Write out the listing below without alteration, omitting its pictures.
━━ SOURCE RECORDS ━━
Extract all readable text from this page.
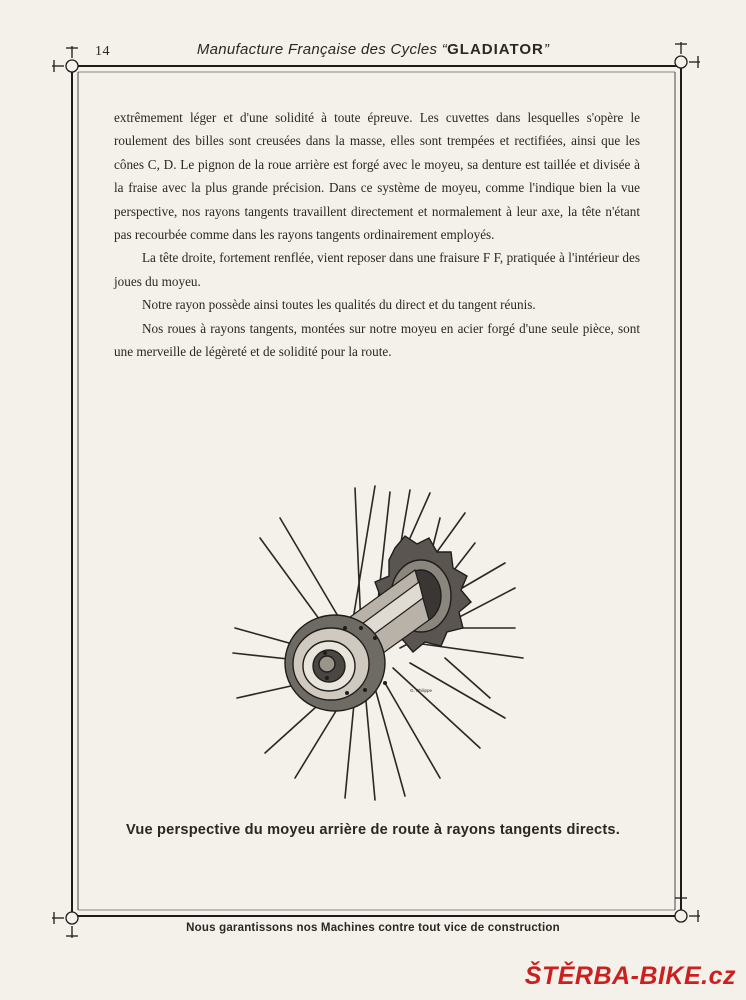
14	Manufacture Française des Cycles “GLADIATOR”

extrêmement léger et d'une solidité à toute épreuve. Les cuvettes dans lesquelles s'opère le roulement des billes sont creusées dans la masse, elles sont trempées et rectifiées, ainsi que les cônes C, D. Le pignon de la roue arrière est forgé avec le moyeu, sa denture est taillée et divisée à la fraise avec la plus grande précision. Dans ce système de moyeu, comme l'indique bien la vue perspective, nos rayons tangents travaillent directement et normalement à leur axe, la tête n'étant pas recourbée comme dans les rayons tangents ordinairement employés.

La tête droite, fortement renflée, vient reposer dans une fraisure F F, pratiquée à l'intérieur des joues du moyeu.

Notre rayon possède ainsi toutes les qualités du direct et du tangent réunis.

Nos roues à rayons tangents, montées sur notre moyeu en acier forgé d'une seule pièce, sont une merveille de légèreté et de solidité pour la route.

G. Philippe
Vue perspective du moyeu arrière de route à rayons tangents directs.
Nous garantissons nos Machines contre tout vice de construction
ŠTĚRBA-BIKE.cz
━━━
RESULT OF THE TASK:
Extract all readable text from this page.
14	Manufacture Française des Cycles “GLADIATOR”

extrêmement léger et d'une solidité à toute épreuve. Les cuvettes dans lesquelles s'opère le roulement des billes sont creusées dans la masse, elles sont trempées et rectifiées, ainsi que les cônes C, D. Le pignon de la roue arrière est forgé avec le moyeu, sa denture est taillée et divisée à la fraise avec la plus grande précision. Dans ce système de moyeu, comme l'indique bien la vue perspective, nos rayons tangents travaillent directement et normalement à leur axe, la tête n'étant pas recourbée comme dans les rayons tangents ordinairement employés.

La tête droite, fortement renflée, vient reposer dans une fraisure F F, pratiquée à l'intérieur des joues du moyeu.

Notre rayon possède ainsi toutes les qualités du direct et du tangent réunis.

Nos roues à rayons tangents, montées sur notre moyeu en acier forgé d'une seule pièce, sont une merveille de légèreté et de solidité pour la route.

G. Philippe
Vue perspective du moyeu arrière de route à rayons tangents directs.
Nous garantissons nos Machines contre tout vice de construction
ŠTĚRBA-BIKE.cz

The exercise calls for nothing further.